Short problem:
Copy out the listing lines verbatim, everything from the line containing "quote-label: 收 (147, 143, 160, 159)" down to the line containing "pen-icon[interactable] (273, 116, 290, 133)", with both of those lines included.
** begin **
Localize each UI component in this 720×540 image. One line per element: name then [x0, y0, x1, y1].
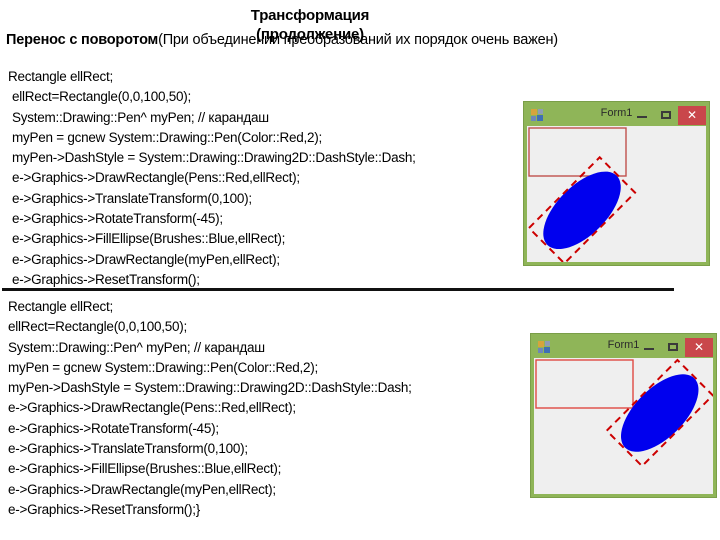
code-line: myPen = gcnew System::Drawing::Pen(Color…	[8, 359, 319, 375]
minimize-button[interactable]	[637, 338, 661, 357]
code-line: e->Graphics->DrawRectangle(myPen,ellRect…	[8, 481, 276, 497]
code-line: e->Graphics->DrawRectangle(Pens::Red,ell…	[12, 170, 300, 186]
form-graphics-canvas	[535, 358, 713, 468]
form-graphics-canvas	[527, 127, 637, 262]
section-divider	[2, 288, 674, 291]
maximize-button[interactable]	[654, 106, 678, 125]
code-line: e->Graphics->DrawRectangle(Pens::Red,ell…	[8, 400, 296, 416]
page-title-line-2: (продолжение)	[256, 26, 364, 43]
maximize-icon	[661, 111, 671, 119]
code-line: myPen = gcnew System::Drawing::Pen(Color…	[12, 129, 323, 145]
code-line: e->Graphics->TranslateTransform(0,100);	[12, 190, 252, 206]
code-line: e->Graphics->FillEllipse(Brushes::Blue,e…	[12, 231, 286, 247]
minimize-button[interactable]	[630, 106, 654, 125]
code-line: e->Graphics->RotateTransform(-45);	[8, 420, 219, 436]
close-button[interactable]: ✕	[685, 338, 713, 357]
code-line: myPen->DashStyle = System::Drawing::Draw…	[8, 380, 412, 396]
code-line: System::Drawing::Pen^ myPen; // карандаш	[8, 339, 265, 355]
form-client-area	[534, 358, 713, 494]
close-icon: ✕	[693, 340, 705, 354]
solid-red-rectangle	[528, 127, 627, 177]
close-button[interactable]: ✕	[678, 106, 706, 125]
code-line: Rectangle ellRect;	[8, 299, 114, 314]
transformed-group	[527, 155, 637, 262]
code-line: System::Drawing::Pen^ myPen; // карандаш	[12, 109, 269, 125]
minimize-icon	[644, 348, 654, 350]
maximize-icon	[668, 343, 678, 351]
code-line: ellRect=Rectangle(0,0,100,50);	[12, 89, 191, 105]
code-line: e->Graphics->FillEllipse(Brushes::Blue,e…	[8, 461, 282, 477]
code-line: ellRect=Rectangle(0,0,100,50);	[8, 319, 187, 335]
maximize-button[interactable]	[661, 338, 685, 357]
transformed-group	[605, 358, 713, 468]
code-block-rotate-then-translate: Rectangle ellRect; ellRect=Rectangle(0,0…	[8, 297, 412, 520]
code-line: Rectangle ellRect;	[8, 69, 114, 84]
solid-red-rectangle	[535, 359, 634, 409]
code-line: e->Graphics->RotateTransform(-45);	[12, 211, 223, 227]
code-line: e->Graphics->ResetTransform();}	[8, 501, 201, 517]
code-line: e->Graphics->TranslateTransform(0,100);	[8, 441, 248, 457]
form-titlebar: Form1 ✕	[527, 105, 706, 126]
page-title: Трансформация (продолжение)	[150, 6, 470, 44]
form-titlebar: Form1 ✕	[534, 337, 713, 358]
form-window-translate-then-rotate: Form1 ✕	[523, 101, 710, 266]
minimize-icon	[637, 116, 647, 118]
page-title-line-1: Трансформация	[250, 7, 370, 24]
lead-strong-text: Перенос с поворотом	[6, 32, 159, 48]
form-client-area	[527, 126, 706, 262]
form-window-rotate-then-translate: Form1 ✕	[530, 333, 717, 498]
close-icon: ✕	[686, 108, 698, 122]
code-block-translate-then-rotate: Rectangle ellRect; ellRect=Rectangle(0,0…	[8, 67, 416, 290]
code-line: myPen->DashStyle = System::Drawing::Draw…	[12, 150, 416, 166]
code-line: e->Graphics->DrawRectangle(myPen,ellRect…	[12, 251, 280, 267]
** end **
** begin **
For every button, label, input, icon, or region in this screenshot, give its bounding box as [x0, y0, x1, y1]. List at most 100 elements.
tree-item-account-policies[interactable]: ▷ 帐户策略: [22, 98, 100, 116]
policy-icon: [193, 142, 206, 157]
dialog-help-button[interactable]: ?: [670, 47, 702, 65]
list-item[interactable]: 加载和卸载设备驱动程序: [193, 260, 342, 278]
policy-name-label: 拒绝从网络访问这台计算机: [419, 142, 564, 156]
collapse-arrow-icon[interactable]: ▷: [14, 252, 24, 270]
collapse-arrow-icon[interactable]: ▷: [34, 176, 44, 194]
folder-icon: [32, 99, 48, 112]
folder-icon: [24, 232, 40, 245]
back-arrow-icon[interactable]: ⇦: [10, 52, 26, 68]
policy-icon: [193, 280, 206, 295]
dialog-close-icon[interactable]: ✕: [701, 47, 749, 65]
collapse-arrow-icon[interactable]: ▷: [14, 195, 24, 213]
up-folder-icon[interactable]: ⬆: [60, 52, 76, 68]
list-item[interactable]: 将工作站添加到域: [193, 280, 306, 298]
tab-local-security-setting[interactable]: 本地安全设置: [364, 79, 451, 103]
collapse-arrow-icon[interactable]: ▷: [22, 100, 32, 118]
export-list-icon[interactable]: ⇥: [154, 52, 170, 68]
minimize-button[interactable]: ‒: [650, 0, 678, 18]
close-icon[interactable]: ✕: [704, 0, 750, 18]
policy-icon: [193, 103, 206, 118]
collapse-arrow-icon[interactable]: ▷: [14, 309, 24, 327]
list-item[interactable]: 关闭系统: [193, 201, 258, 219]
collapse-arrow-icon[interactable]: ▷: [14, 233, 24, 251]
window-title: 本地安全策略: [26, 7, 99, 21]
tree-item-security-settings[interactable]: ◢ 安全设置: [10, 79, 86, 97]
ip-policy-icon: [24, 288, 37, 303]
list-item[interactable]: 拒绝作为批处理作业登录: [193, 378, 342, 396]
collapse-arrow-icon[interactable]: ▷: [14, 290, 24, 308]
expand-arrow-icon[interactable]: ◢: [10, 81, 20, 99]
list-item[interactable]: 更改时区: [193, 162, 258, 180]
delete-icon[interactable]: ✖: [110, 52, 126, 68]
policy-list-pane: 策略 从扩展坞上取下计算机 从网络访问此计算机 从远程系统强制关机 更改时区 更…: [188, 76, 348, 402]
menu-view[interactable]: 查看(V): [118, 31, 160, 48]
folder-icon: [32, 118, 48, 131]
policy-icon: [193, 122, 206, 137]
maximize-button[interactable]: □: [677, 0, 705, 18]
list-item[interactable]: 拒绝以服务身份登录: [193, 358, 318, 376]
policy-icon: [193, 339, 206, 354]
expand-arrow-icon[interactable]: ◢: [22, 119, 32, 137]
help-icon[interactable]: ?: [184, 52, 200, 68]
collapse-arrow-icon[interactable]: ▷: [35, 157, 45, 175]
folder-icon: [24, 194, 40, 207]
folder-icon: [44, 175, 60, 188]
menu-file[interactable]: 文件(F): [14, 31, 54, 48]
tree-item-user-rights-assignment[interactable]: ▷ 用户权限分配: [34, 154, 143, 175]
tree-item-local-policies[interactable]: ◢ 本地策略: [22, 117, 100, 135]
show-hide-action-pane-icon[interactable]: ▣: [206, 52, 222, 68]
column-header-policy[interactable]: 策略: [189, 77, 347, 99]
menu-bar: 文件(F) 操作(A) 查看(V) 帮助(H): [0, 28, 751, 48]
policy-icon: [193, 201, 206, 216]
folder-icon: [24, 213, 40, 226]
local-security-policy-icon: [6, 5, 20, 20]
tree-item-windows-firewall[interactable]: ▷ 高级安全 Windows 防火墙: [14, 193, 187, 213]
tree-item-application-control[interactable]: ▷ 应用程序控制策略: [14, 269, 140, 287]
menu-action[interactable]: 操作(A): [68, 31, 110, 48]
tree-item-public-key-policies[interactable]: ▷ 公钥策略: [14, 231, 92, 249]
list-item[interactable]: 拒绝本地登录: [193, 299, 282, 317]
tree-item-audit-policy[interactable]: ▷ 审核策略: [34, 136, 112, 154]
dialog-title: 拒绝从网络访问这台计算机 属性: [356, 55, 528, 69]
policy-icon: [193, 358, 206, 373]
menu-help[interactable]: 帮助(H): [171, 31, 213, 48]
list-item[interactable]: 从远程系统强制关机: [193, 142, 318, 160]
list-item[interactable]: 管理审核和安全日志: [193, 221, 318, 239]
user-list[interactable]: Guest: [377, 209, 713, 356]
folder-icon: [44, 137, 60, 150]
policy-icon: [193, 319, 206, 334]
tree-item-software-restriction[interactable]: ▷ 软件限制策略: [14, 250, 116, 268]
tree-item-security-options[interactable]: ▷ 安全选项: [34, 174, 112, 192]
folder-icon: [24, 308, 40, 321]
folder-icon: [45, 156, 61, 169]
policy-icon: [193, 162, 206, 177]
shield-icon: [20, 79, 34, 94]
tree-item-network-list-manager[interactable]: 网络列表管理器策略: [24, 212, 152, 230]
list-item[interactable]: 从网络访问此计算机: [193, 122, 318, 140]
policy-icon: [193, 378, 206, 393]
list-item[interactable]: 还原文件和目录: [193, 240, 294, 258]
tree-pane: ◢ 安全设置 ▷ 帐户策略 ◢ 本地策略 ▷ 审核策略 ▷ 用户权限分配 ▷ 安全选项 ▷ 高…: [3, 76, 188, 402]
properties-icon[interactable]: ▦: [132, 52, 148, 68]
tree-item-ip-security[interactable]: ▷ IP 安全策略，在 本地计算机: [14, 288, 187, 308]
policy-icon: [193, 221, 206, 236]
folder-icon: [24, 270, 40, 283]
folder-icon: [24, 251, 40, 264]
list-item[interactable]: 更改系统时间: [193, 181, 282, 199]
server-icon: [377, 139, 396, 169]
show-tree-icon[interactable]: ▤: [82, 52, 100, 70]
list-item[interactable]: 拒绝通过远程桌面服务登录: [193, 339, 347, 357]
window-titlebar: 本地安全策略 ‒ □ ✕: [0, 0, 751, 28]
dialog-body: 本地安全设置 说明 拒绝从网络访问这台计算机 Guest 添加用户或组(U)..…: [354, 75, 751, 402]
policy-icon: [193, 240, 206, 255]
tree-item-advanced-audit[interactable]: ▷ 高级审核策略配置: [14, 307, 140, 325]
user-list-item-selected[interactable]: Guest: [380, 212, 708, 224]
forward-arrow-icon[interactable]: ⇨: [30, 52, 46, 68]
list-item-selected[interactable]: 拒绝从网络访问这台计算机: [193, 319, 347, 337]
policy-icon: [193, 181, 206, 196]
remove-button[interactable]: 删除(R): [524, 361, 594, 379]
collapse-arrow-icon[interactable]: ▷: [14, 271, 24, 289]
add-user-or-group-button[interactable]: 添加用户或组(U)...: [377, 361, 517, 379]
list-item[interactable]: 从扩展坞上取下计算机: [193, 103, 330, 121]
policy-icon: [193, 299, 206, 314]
** end **
** begin **
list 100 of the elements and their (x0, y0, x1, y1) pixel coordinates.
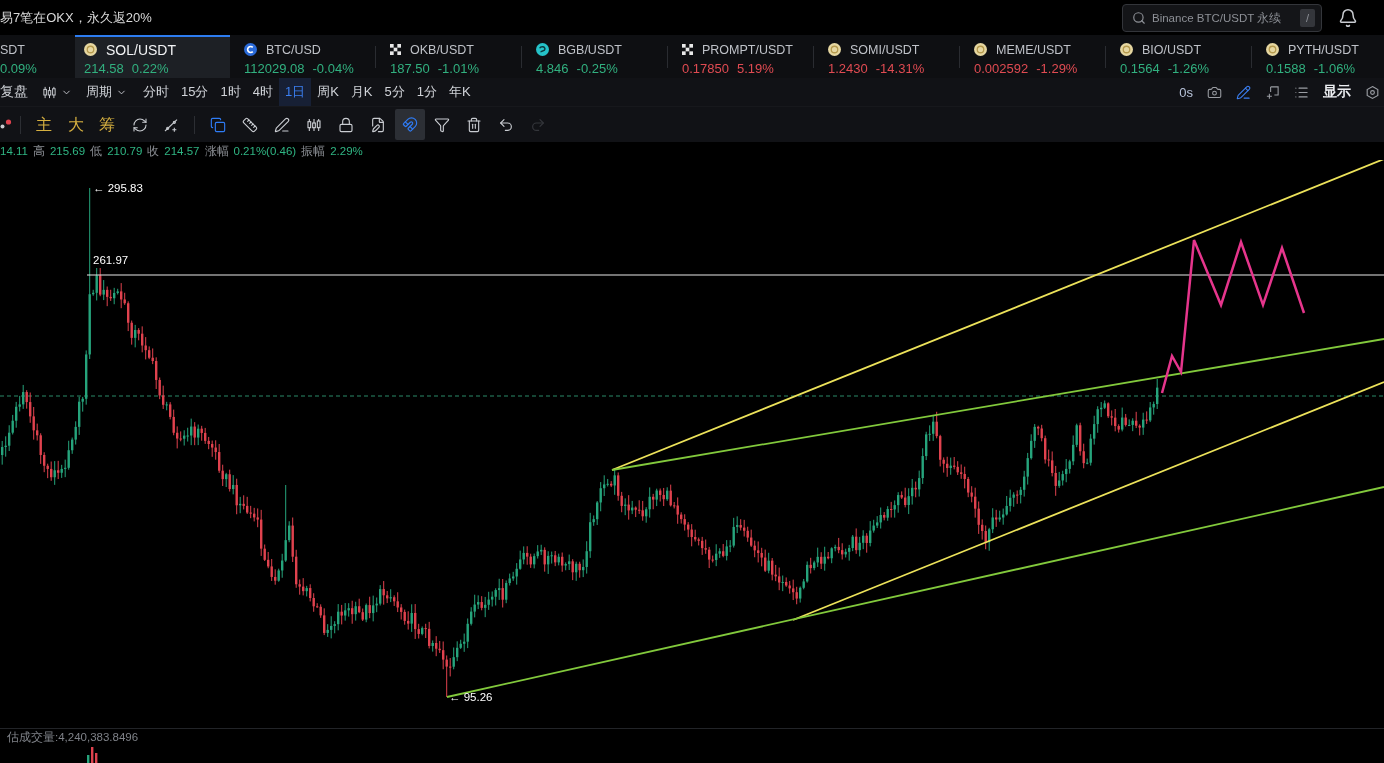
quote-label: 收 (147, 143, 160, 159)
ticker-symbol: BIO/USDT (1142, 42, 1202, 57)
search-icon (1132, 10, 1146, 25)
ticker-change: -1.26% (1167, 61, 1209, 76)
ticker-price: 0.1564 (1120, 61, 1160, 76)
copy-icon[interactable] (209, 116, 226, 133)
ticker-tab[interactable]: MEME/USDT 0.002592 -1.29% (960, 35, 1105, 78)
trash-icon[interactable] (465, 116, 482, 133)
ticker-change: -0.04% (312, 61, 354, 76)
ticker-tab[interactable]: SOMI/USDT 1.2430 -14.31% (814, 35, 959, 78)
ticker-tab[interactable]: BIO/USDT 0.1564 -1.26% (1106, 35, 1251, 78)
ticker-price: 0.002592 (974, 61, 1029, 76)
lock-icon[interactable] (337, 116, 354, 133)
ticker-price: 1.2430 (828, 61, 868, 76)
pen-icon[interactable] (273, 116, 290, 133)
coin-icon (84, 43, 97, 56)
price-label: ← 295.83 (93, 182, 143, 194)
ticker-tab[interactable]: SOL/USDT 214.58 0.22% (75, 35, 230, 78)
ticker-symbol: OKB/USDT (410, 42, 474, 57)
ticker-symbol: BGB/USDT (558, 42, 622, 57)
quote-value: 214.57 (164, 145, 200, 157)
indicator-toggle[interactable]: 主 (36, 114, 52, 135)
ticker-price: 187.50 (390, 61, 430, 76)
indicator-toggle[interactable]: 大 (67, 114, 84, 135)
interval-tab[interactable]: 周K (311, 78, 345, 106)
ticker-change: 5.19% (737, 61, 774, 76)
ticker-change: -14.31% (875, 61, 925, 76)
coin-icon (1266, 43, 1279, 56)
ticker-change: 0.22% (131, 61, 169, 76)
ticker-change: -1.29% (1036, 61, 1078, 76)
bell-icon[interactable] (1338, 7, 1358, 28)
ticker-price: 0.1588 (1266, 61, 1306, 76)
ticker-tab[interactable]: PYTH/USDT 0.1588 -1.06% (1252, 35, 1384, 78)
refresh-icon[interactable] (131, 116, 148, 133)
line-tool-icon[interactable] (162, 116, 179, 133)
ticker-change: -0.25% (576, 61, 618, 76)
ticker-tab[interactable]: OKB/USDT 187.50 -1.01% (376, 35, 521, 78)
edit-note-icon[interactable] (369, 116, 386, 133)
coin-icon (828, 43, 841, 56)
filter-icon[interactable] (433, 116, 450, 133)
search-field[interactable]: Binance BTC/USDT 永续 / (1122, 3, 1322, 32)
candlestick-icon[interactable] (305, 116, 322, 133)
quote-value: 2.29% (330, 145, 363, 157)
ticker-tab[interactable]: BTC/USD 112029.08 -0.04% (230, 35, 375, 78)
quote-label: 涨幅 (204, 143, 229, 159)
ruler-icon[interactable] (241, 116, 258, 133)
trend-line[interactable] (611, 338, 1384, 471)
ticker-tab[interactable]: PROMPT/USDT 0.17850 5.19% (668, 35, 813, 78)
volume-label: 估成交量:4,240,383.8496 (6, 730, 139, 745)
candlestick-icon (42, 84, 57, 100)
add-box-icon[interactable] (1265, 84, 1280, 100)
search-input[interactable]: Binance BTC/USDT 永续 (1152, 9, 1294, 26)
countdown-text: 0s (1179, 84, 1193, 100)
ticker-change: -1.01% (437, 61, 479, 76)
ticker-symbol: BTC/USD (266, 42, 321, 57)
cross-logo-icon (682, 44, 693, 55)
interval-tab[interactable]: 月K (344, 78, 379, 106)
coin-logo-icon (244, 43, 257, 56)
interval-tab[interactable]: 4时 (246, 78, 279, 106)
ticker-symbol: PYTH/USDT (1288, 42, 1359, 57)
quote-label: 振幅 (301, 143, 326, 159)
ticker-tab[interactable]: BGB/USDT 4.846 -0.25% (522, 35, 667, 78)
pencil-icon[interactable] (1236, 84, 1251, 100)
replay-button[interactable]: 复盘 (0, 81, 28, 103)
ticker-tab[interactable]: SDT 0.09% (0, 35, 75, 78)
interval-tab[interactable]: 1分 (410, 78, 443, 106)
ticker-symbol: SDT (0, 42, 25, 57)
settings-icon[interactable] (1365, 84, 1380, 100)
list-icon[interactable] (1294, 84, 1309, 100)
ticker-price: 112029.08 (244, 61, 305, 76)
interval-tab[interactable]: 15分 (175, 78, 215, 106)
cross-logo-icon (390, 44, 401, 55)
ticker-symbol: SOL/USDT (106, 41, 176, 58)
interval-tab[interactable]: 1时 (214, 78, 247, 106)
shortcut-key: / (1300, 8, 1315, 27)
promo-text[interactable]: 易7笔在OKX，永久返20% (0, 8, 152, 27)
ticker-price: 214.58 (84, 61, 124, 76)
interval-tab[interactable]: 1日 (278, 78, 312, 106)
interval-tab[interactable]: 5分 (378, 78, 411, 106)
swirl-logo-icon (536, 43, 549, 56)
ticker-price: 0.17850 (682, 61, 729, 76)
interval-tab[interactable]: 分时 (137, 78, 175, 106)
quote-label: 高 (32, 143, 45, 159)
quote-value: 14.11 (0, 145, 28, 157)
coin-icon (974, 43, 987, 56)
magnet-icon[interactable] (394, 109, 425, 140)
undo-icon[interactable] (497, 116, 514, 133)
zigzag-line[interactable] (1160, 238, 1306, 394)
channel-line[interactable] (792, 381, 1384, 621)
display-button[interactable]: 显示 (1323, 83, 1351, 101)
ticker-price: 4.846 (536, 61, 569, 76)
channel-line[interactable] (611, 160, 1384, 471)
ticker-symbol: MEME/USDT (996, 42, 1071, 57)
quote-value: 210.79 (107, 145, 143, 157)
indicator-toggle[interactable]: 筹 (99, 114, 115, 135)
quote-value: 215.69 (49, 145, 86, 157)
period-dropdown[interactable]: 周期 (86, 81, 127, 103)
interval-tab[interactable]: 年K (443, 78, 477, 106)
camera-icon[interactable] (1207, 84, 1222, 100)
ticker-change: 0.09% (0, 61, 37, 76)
** end **
Reply:
quote-label: 收 (147, 143, 160, 159)
ticker-symbol: BIO/USDT (1142, 42, 1202, 57)
search-icon (1132, 10, 1146, 25)
ticker-change: -1.26% (1167, 61, 1209, 76)
ticker-price: 0.1564 (1120, 61, 1160, 76)
copy-icon[interactable] (209, 116, 226, 133)
ticker-tab[interactable]: MEME/USDT 0.002592 -1.29% (960, 35, 1105, 78)
trash-icon[interactable] (465, 116, 482, 133)
ticker-change: -0.04% (312, 61, 354, 76)
ticker-tab[interactable]: SOMI/USDT 1.2430 -14.31% (814, 35, 959, 78)
ticker-tab[interactable]: BIO/USDT 0.1564 -1.26% (1106, 35, 1251, 78)
ticker-price: 0.002592 (974, 61, 1029, 76)
lock-icon[interactable] (337, 116, 354, 133)
ticker-price: 1.2430 (828, 61, 868, 76)
pen-icon[interactable] (273, 116, 290, 133)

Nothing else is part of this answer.